▼▼▼

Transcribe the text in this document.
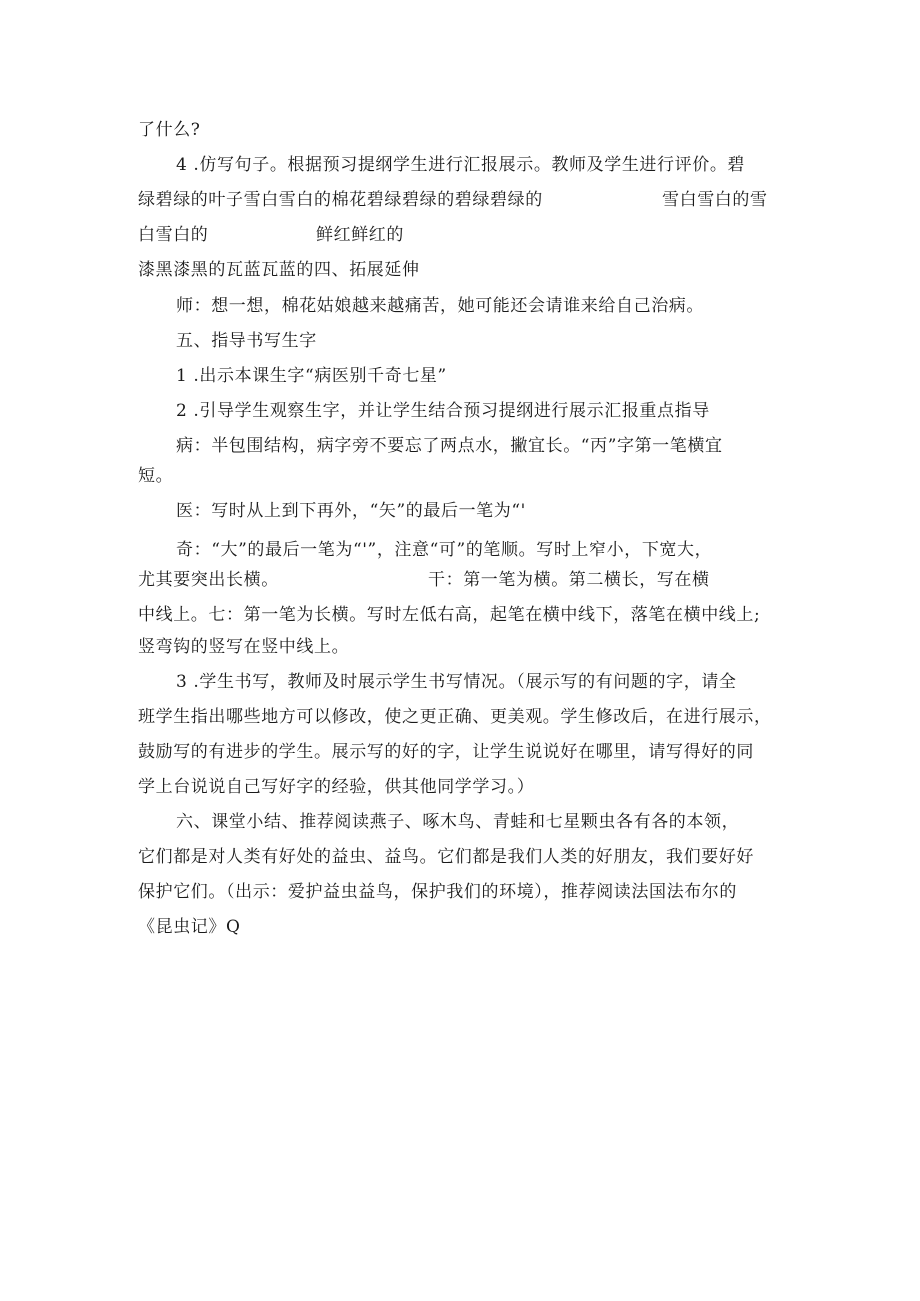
了什么?
4 .仿写句子。根据预习提纲学生进行汇报展示。教师及学生进行评价。碧
绿碧绿的叶子雪白雪白的棉花碧绿碧绿的碧绿碧绿的	雪白雪白的雪
白雪白的	鲜红鲜红的
漆黑漆黑的瓦蓝瓦蓝的四、拓展延伸
师：想一想，棉花姑娘越来越痛苦，她可能还会请谁来给自己治病。
五、指导书写生字
1 .出示本课生字“病医别千奇七星”
2 .引导学生观察生字，并让学生结合预习提纲进行展示汇报重点指导
病：半包围结构，病字旁不要忘了两点水，撇宜长。“丙”字第一笔横宜
短。
医：写时从上到下再外，“矢”的最后一笔为“'
奇：“大”的最后一笔为“'”，注意“可”的笔顺。写时上窄小，下宽大，
尤其要突出长横。	干：第一笔为横。第二横长，写在横
中线上。七：第一笔为长横。写时左低右高，起笔在横中线下，落笔在横中线上;
竖弯钩的竖写在竖中线上。
3 .学生书写，教师及时展示学生书写情况。（展示写的有问题的字，请全
班学生指出哪些地方可以修改，使之更正确、更美观。学生修改后，在进行展示，
鼓励写的有进步的学生。展示写的好的字，让学生说说好在哪里，请写得好的同
学上台说说自己写好字的经验，供其他同学学习。）
六、课堂小结、推荐阅读燕子、啄木鸟、青蛙和七星颗虫各有各的本领，
它们都是对人类有好处的益虫、益鸟。它们都是我们人类的好朋友，我们要好好
保护它们。（出示：爱护益虫益鸟，保护我们的环境），推荐阅读法国法布尔的
《昆虫记》Q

▲▲▲

Prompt ▸
Go through the entries above and print each one exactly, minus the pictures.

Output for this exercise ▸
Transcribe the text in this document.
了什么?
4 .仿写句子。根据预习提纲学生进行汇报展示。教师及学生进行评价。碧
绿碧绿的叶子雪白雪白的棉花碧绿碧绿的碧绿碧绿的	雪白雪白的雪
白雪白的	鲜红鲜红的
漆黑漆黑的瓦蓝瓦蓝的四、拓展延伸
师：想一想，棉花姑娘越来越痛苦，她可能还会请谁来给自己治病。
五、指导书写生字
1 .出示本课生字“病医别千奇七星”
2 .引导学生观察生字，并让学生结合预习提纲进行展示汇报重点指导
病：半包围结构，病字旁不要忘了两点水，撇宜长。“丙”字第一笔横宜
短。
医：写时从上到下再外，“矢”的最后一笔为“'
奇：“大”的最后一笔为“'”，注意“可”的笔顺。写时上窄小，下宽大，
尤其要突出长横。	干：第一笔为横。第二横长，写在横
中线上。七：第一笔为长横。写时左低右高，起笔在横中线下，落笔在横中线上;
竖弯钩的竖写在竖中线上。
3 .学生书写，教师及时展示学生书写情况。（展示写的有问题的字，请全
班学生指出哪些地方可以修改，使之更正确、更美观。学生修改后，在进行展示，
鼓励写的有进步的学生。展示写的好的字，让学生说说好在哪里，请写得好的同
学上台说说自己写好字的经验，供其他同学学习。）
六、课堂小结、推荐阅读燕子、啄木鸟、青蛙和七星颗虫各有各的本领，
它们都是对人类有好处的益虫、益鸟。它们都是我们人类的好朋友，我们要好好
保护它们。（出示：爱护益虫益鸟，保护我们的环境），推荐阅读法国法布尔的
《昆虫记》Q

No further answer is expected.